#### [THE REQUEST]
Leave out the pictures and return every entry exactly as it appears.

#### [Data entries]
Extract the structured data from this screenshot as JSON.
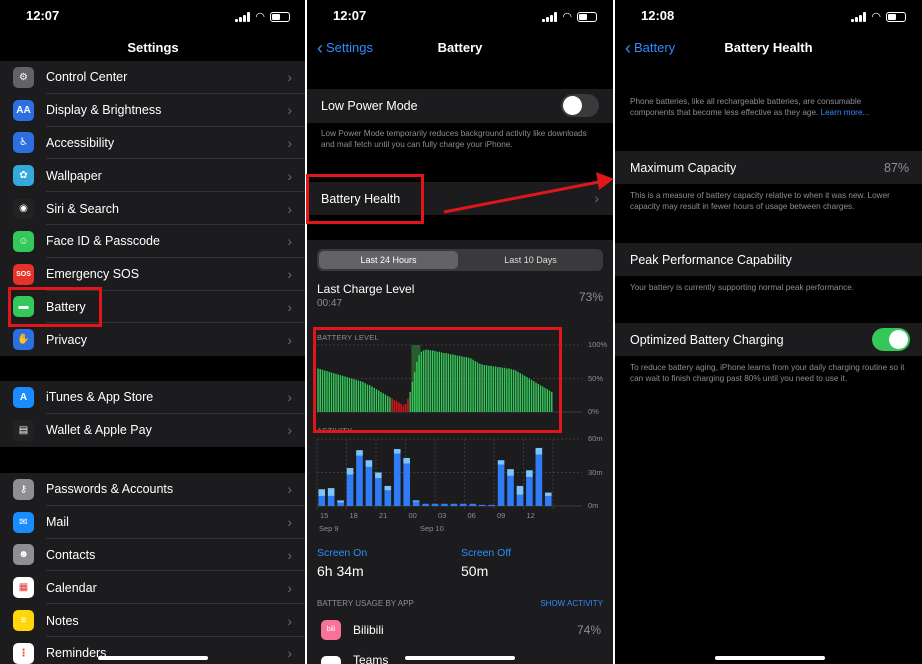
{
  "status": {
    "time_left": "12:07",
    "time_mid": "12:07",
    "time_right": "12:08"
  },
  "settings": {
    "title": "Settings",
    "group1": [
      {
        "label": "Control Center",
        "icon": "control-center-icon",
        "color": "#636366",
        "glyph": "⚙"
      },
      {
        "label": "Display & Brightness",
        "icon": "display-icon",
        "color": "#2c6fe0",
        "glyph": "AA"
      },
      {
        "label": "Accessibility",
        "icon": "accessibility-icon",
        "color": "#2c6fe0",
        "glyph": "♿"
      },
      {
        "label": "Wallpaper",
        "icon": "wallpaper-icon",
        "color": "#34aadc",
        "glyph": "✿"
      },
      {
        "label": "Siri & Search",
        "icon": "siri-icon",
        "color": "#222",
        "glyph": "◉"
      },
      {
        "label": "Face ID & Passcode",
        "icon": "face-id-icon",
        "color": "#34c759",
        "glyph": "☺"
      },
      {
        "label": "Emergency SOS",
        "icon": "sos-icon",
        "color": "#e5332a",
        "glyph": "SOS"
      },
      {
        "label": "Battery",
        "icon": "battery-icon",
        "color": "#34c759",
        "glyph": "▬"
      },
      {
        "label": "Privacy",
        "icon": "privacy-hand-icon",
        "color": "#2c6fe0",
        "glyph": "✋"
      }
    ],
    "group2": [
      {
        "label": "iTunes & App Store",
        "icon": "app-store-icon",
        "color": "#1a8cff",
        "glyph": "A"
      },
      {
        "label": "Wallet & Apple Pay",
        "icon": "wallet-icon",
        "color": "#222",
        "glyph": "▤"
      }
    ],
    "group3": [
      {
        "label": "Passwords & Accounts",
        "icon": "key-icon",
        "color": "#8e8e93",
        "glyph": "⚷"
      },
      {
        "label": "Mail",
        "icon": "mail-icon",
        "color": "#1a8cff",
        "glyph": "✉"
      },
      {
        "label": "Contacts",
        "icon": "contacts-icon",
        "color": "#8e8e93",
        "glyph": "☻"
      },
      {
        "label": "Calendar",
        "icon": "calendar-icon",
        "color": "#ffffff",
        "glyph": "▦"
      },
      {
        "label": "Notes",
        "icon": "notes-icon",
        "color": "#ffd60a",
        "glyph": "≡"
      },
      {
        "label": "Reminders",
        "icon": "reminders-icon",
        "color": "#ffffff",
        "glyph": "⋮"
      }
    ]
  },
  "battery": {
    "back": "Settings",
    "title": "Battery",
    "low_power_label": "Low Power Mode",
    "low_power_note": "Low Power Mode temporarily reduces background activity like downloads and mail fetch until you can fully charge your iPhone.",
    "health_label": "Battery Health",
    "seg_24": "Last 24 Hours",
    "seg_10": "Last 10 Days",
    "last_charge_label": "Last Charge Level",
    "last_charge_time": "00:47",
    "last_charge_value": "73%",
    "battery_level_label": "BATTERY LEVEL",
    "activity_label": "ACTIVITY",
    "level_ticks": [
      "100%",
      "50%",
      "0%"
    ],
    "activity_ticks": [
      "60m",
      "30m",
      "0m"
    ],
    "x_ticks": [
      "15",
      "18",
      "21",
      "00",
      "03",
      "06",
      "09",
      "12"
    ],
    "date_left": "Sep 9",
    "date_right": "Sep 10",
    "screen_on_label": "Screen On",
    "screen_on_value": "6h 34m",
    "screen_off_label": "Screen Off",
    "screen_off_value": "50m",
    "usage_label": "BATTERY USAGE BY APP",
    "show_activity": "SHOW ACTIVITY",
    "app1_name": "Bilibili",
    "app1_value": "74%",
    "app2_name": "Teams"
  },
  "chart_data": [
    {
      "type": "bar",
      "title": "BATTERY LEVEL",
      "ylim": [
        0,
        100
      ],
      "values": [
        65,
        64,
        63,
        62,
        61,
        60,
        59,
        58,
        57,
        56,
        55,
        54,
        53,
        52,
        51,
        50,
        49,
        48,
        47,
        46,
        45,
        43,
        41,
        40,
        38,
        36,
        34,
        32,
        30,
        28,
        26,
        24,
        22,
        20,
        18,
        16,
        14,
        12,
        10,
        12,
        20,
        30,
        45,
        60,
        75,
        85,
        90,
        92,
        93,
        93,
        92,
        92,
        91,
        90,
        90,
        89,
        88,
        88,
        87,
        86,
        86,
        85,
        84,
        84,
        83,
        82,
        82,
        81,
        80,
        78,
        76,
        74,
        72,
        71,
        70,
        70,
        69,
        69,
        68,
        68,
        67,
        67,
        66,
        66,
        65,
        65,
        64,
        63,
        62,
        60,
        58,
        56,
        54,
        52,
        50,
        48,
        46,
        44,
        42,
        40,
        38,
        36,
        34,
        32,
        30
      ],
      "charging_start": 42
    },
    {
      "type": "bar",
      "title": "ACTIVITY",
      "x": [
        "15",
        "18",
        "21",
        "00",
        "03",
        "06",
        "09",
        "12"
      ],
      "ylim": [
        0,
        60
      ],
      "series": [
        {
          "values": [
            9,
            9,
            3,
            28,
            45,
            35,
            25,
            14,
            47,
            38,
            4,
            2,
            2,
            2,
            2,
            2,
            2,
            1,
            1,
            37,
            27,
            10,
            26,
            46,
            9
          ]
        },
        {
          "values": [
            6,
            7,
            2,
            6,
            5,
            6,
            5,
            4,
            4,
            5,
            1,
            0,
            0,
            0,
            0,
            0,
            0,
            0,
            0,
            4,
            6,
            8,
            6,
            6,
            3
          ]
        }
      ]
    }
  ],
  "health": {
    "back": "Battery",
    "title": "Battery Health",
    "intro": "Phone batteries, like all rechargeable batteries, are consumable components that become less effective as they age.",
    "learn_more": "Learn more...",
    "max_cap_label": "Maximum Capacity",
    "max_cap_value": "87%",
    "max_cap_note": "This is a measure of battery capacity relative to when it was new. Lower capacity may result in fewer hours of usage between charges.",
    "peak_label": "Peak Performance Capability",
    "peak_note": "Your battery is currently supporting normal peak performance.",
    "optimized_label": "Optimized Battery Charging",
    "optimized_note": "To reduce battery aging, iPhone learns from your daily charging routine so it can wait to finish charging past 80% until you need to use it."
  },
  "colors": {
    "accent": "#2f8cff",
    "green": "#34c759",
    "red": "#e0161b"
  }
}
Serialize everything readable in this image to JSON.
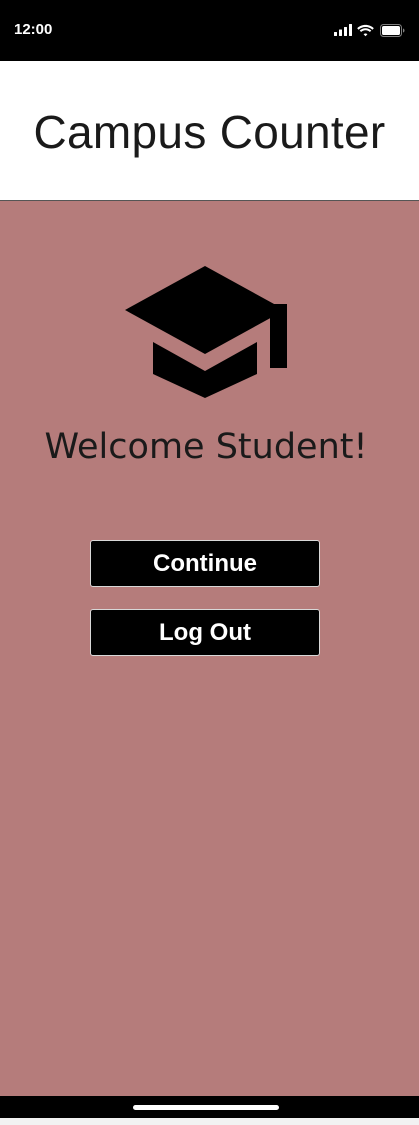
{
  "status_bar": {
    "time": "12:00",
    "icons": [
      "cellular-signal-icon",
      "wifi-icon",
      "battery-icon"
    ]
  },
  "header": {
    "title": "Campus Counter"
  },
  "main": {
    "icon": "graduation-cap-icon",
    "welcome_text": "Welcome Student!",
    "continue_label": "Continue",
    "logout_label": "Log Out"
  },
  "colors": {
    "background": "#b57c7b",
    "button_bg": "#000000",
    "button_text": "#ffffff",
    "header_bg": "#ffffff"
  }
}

#### [SOLVED EXERCISE]
Extract the structured data from this screenshot as JSON.
{
  "status": {
    "time_left": "12:07",
    "time_mid": "12:07",
    "time_right": "12:08"
  },
  "settings": {
    "title": "Settings",
    "group1": [
      {
        "label": "Control Center",
        "icon": "control-center-icon",
        "color": "#636366",
        "glyph": "⚙"
      },
      {
        "label": "Display & Brightness",
        "icon": "display-icon",
        "color": "#2c6fe0",
        "glyph": "AA"
      },
      {
        "label": "Accessibility",
        "icon": "accessibility-icon",
        "color": "#2c6fe0",
        "glyph": "♿"
      },
      {
        "label": "Wallpaper",
        "icon": "wallpaper-icon",
        "color": "#34aadc",
        "glyph": "✿"
      },
      {
        "label": "Siri & Search",
        "icon": "siri-icon",
        "color": "#222",
        "glyph": "◉"
      },
      {
        "label": "Face ID & Passcode",
        "icon": "face-id-icon",
        "color": "#34c759",
        "glyph": "☺"
      },
      {
        "label": "Emergency SOS",
        "icon": "sos-icon",
        "color": "#e5332a",
        "glyph": "SOS"
      },
      {
        "label": "Battery",
        "icon": "battery-icon",
        "color": "#34c759",
        "glyph": "▬"
      },
      {
        "label": "Privacy",
        "icon": "privacy-hand-icon",
        "color": "#2c6fe0",
        "glyph": "✋"
      }
    ],
    "group2": [
      {
        "label": "iTunes & App Store",
        "icon": "app-store-icon",
        "color": "#1a8cff",
        "glyph": "A"
      },
      {
        "label": "Wallet & Apple Pay",
        "icon": "wallet-icon",
        "color": "#222",
        "glyph": "▤"
      }
    ],
    "group3": [
      {
        "label": "Passwords & Accounts",
        "icon": "key-icon",
        "color": "#8e8e93",
        "glyph": "⚷"
      },
      {
        "label": "Mail",
        "icon": "mail-icon",
        "color": "#1a8cff",
        "glyph": "✉"
      },
      {
        "label": "Contacts",
        "icon": "contacts-icon",
        "color": "#8e8e93",
        "glyph": "☻"
      },
      {
        "label": "Calendar",
        "icon": "calendar-icon",
        "color": "#ffffff",
        "glyph": "▦"
      },
      {
        "label": "Notes",
        "icon": "notes-icon",
        "color": "#ffd60a",
        "glyph": "≡"
      },
      {
        "label": "Reminders",
        "icon": "reminders-icon",
        "color": "#ffffff",
        "glyph": "⋮"
      }
    ]
  },
  "battery": {
    "back": "Settings",
    "title": "Battery",
    "low_power_label": "Low Power Mode",
    "low_power_note": "Low Power Mode temporarily reduces background activity like downloads and mail fetch until you can fully charge your iPhone.",
    "health_label": "Battery Health",
    "seg_24": "Last 24 Hours",
    "seg_10": "Last 10 Days",
    "last_charge_label": "Last Charge Level",
    "last_charge_time": "00:47",
    "last_charge_value": "73%",
    "battery_level_label": "BATTERY LEVEL",
    "activity_label": "ACTIVITY",
    "level_ticks": [
      "100%",
      "50%",
      "0%"
    ],
    "activity_ticks": [
      "60m",
      "30m",
      "0m"
    ],
    "x_ticks": [
      "15",
      "18",
      "21",
      "00",
      "03",
      "06",
      "09",
      "12"
    ],
    "date_left": "Sep 9",
    "date_right": "Sep 10",
    "screen_on_label": "Screen On",
    "screen_on_value": "6h 34m",
    "screen_off_label": "Screen Off",
    "screen_off_value": "50m",
    "usage_label": "BATTERY USAGE BY APP",
    "show_activity": "SHOW ACTIVITY",
    "app1_name": "Bilibili",
    "app1_value": "74%",
    "app2_name": "Teams"
  },
  "chart_data": [
    {
      "type": "bar",
      "title": "BATTERY LEVEL",
      "ylim": [
        0,
        100
      ],
      "values": [
        65,
        64,
        63,
        62,
        61,
        60,
        59,
        58,
        57,
        56,
        55,
        54,
        53,
        52,
        51,
        50,
        49,
        48,
        47,
        46,
        45,
        43,
        41,
        40,
        38,
        36,
        34,
        32,
        30,
        28,
        26,
        24,
        22,
        20,
        18,
        16,
        14,
        12,
        10,
        12,
        20,
        30,
        45,
        60,
        75,
        85,
        90,
        92,
        93,
        93,
        92,
        92,
        91,
        90,
        90,
        89,
        88,
        88,
        87,
        86,
        86,
        85,
        84,
        84,
        83,
        82,
        82,
        81,
        80,
        78,
        76,
        74,
        72,
        71,
        70,
        70,
        69,
        69,
        68,
        68,
        67,
        67,
        66,
        66,
        65,
        65,
        64,
        63,
        62,
        60,
        58,
        56,
        54,
        52,
        50,
        48,
        46,
        44,
        42,
        40,
        38,
        36,
        34,
        32,
        30
      ],
      "charging_start": 42
    },
    {
      "type": "bar",
      "title": "ACTIVITY",
      "x": [
        "15",
        "18",
        "21",
        "00",
        "03",
        "06",
        "09",
        "12"
      ],
      "ylim": [
        0,
        60
      ],
      "series": [
        {
          "values": [
            9,
            9,
            3,
            28,
            45,
            35,
            25,
            14,
            47,
            38,
            4,
            2,
            2,
            2,
            2,
            2,
            2,
            1,
            1,
            37,
            27,
            10,
            26,
            46,
            9
          ]
        },
        {
          "values": [
            6,
            7,
            2,
            6,
            5,
            6,
            5,
            4,
            4,
            5,
            1,
            0,
            0,
            0,
            0,
            0,
            0,
            0,
            0,
            4,
            6,
            8,
            6,
            6,
            3
          ]
        }
      ]
    }
  ],
  "health": {
    "back": "Battery",
    "title": "Battery Health",
    "intro": "Phone batteries, like all rechargeable batteries, are consumable components that become less effective as they age.",
    "learn_more": "Learn more...",
    "max_cap_label": "Maximum Capacity",
    "max_cap_value": "87%",
    "max_cap_note": "This is a measure of battery capacity relative to when it was new. Lower capacity may result in fewer hours of usage between charges.",
    "peak_label": "Peak Performance Capability",
    "peak_note": "Your battery is currently supporting normal peak performance.",
    "optimized_label": "Optimized Battery Charging",
    "optimized_note": "To reduce battery aging, iPhone learns from your daily charging routine so it can wait to finish charging past 80% until you need to use it."
  },
  "colors": {
    "accent": "#2f8cff",
    "green": "#34c759",
    "red": "#e0161b"
  }
}
Serialize everything readable in this image to JSON.
{
  "status_bar": {
    "time": "12:00",
    "icons": [
      "cellular-signal-icon",
      "wifi-icon",
      "battery-icon"
    ]
  },
  "header": {
    "title": "Campus Counter"
  },
  "main": {
    "icon": "graduation-cap-icon",
    "welcome_text": "Welcome Student!",
    "continue_label": "Continue",
    "logout_label": "Log Out"
  },
  "colors": {
    "background": "#b57c7b",
    "button_bg": "#000000",
    "button_text": "#ffffff",
    "header_bg": "#ffffff"
  }
}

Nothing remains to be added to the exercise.